┌─ Dataset excerpts

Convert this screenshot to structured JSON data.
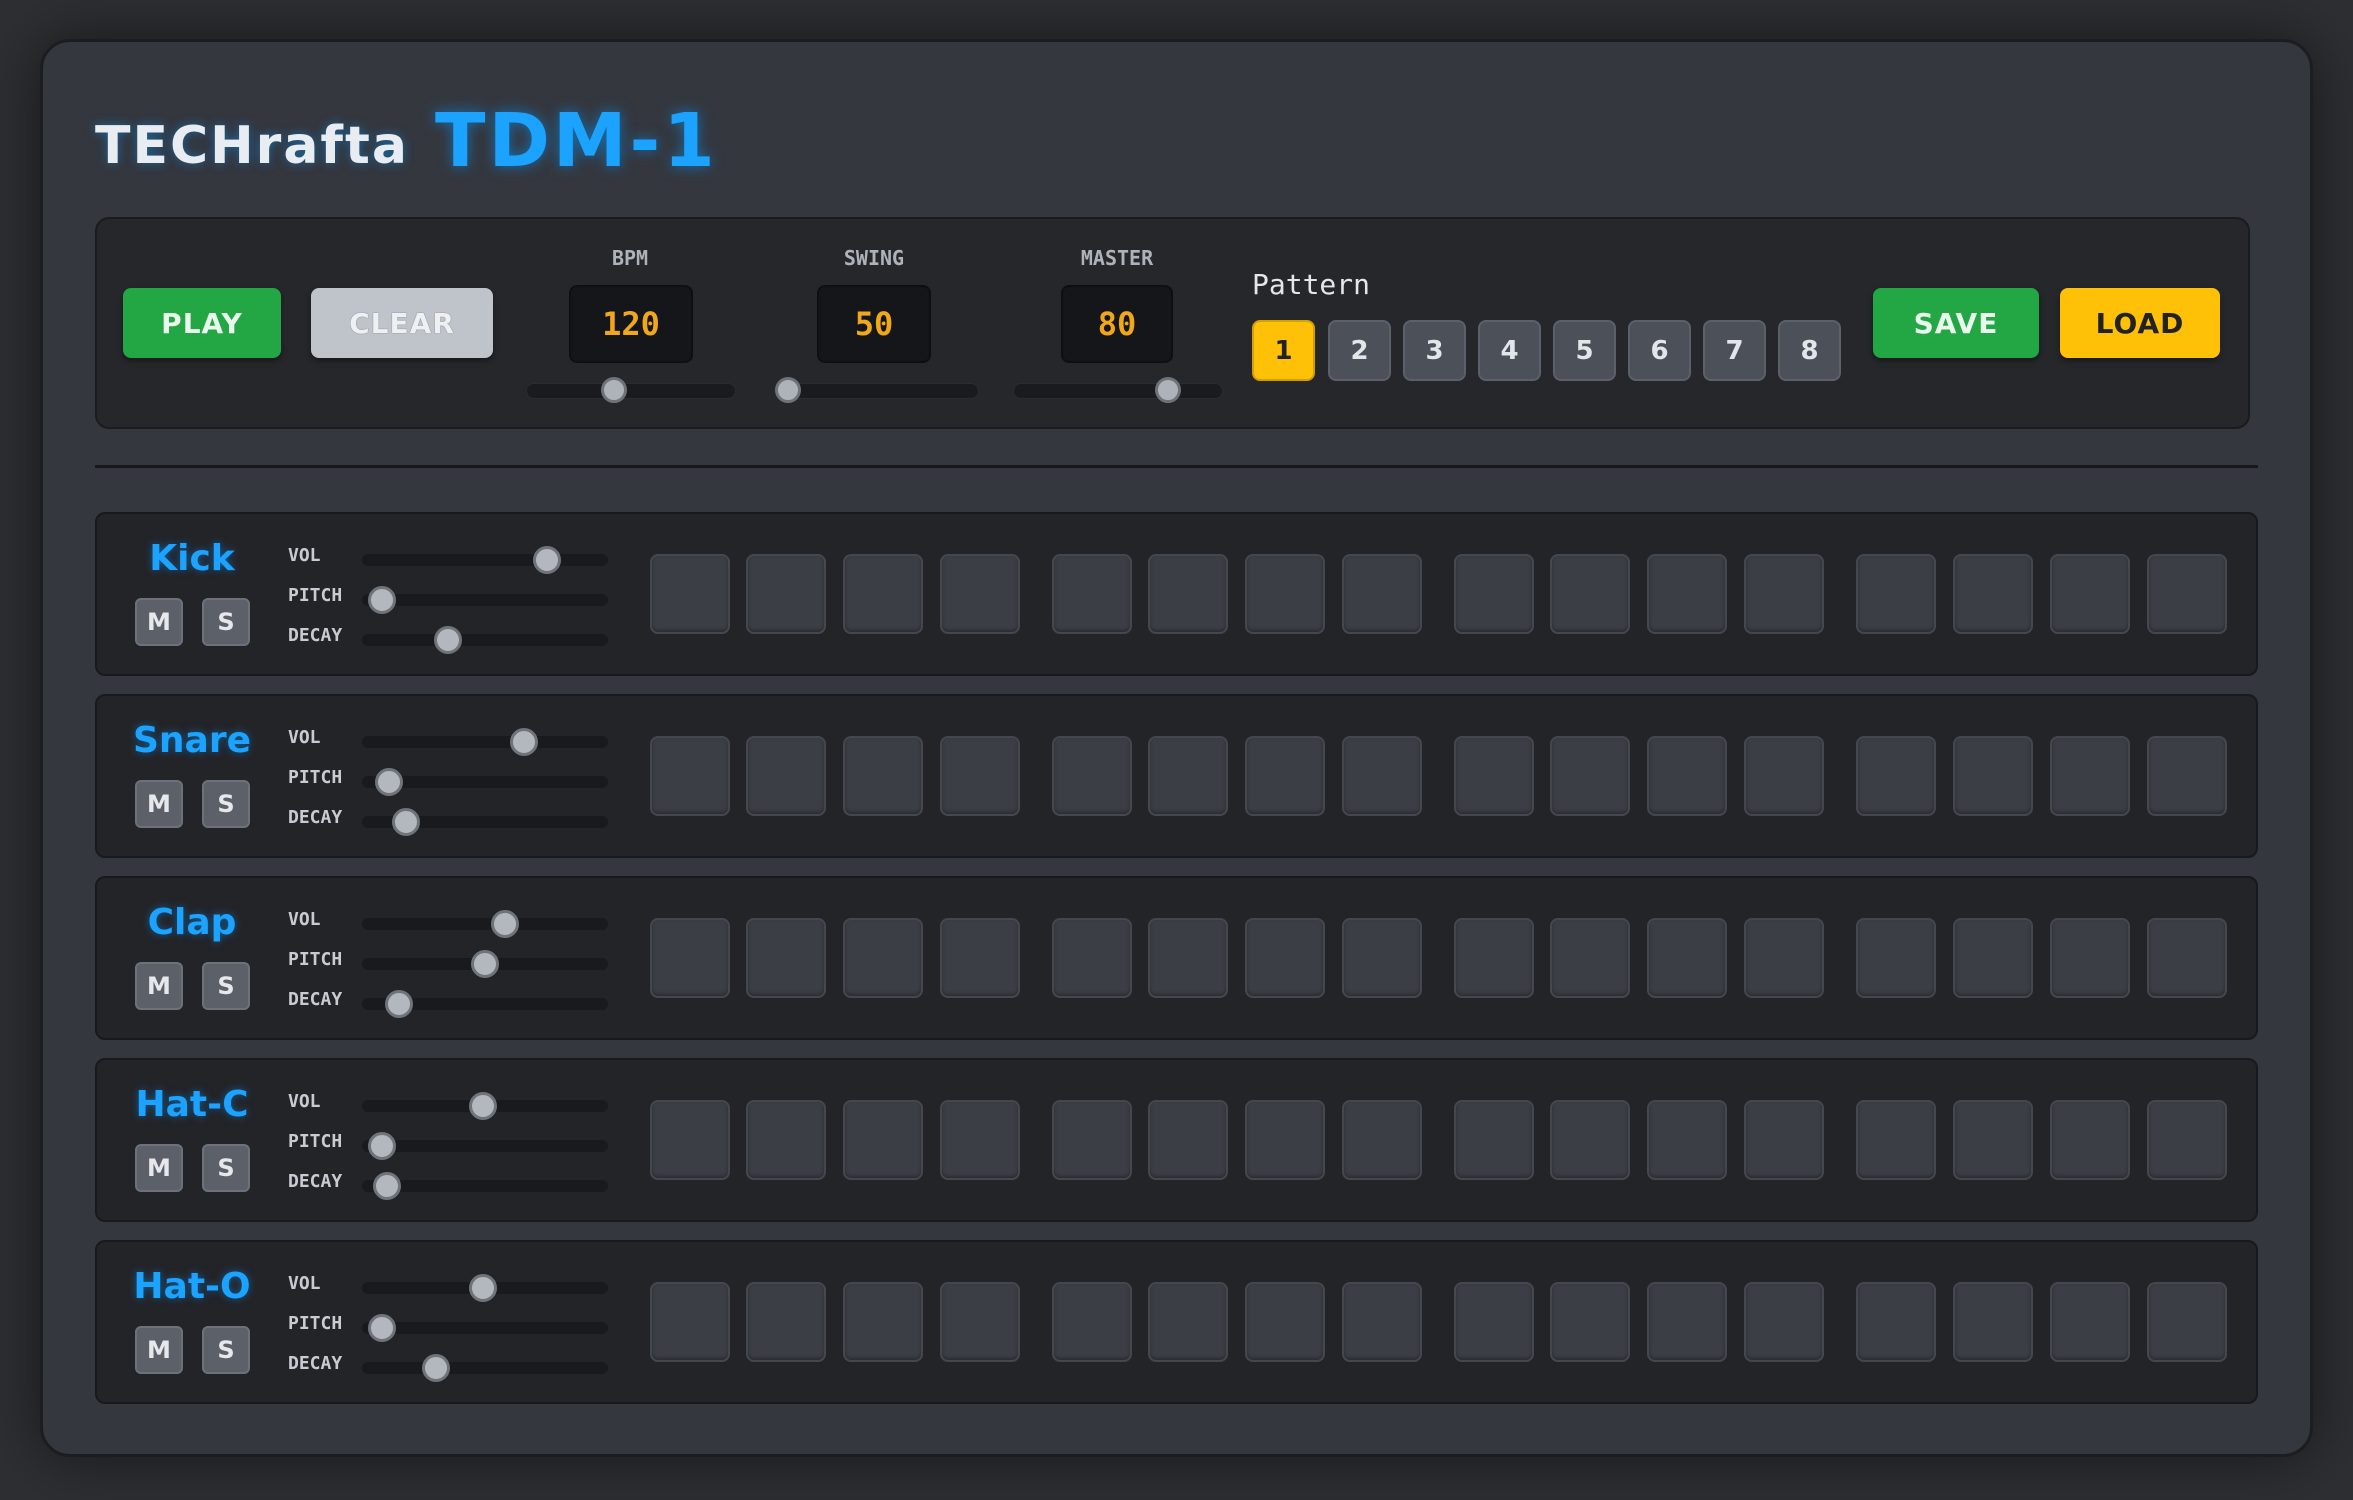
{
  "brand": {
    "maker": "TECHrafta",
    "model": "TDM-1"
  },
  "transport": {
    "play": "PLAY",
    "clear": "CLEAR",
    "save": "SAVE",
    "load": "LOAD"
  },
  "controls": {
    "bpm": {
      "label": "BPM",
      "value": "120",
      "slider": 0.42
    },
    "swing": {
      "label": "SWING",
      "value": "50",
      "slider": 0.0
    },
    "master": {
      "label": "MASTER",
      "value": "80",
      "slider": 0.74
    }
  },
  "pattern": {
    "label": "Pattern",
    "buttons": [
      "1",
      "2",
      "3",
      "4",
      "5",
      "6",
      "7",
      "8"
    ],
    "active": 0
  },
  "params": {
    "vol": "VOL",
    "pitch": "PITCH",
    "decay": "DECAY"
  },
  "mute_label": "M",
  "solo_label": "S",
  "tracks": [
    {
      "name": "Kick",
      "vol": 0.75,
      "pitch": 0.08,
      "decay": 0.35
    },
    {
      "name": "Snare",
      "vol": 0.66,
      "pitch": 0.11,
      "decay": 0.18
    },
    {
      "name": "Clap",
      "vol": 0.58,
      "pitch": 0.5,
      "decay": 0.15
    },
    {
      "name": "Hat-C",
      "vol": 0.49,
      "pitch": 0.08,
      "decay": 0.1
    },
    {
      "name": "Hat-O",
      "vol": 0.49,
      "pitch": 0.08,
      "decay": 0.3
    }
  ],
  "steps_per_track": 16,
  "colors": {
    "accent": "#1ba3ff",
    "play": "#23a744",
    "load": "#ffc107",
    "display": "#f0a81a"
  }
}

└─

Problem details: Take the entries shown above and quote them verbatim, passing over the pictures.

Written solution:
Convert this screenshot to structured JSON data.
{
  "brand": {
    "maker": "TECHrafta",
    "model": "TDM-1"
  },
  "transport": {
    "play": "PLAY",
    "clear": "CLEAR",
    "save": "SAVE",
    "load": "LOAD"
  },
  "controls": {
    "bpm": {
      "label": "BPM",
      "value": "120",
      "slider": 0.42
    },
    "swing": {
      "label": "SWING",
      "value": "50",
      "slider": 0.0
    },
    "master": {
      "label": "MASTER",
      "value": "80",
      "slider": 0.74
    }
  },
  "pattern": {
    "label": "Pattern",
    "buttons": [
      "1",
      "2",
      "3",
      "4",
      "5",
      "6",
      "7",
      "8"
    ],
    "active": 0
  },
  "params": {
    "vol": "VOL",
    "pitch": "PITCH",
    "decay": "DECAY"
  },
  "mute_label": "M",
  "solo_label": "S",
  "tracks": [
    {
      "name": "Kick",
      "vol": 0.75,
      "pitch": 0.08,
      "decay": 0.35
    },
    {
      "name": "Snare",
      "vol": 0.66,
      "pitch": 0.11,
      "decay": 0.18
    },
    {
      "name": "Clap",
      "vol": 0.58,
      "pitch": 0.5,
      "decay": 0.15
    },
    {
      "name": "Hat-C",
      "vol": 0.49,
      "pitch": 0.08,
      "decay": 0.1
    },
    {
      "name": "Hat-O",
      "vol": 0.49,
      "pitch": 0.08,
      "decay": 0.3
    }
  ],
  "steps_per_track": 16,
  "colors": {
    "accent": "#1ba3ff",
    "play": "#23a744",
    "load": "#ffc107",
    "display": "#f0a81a"
  }
}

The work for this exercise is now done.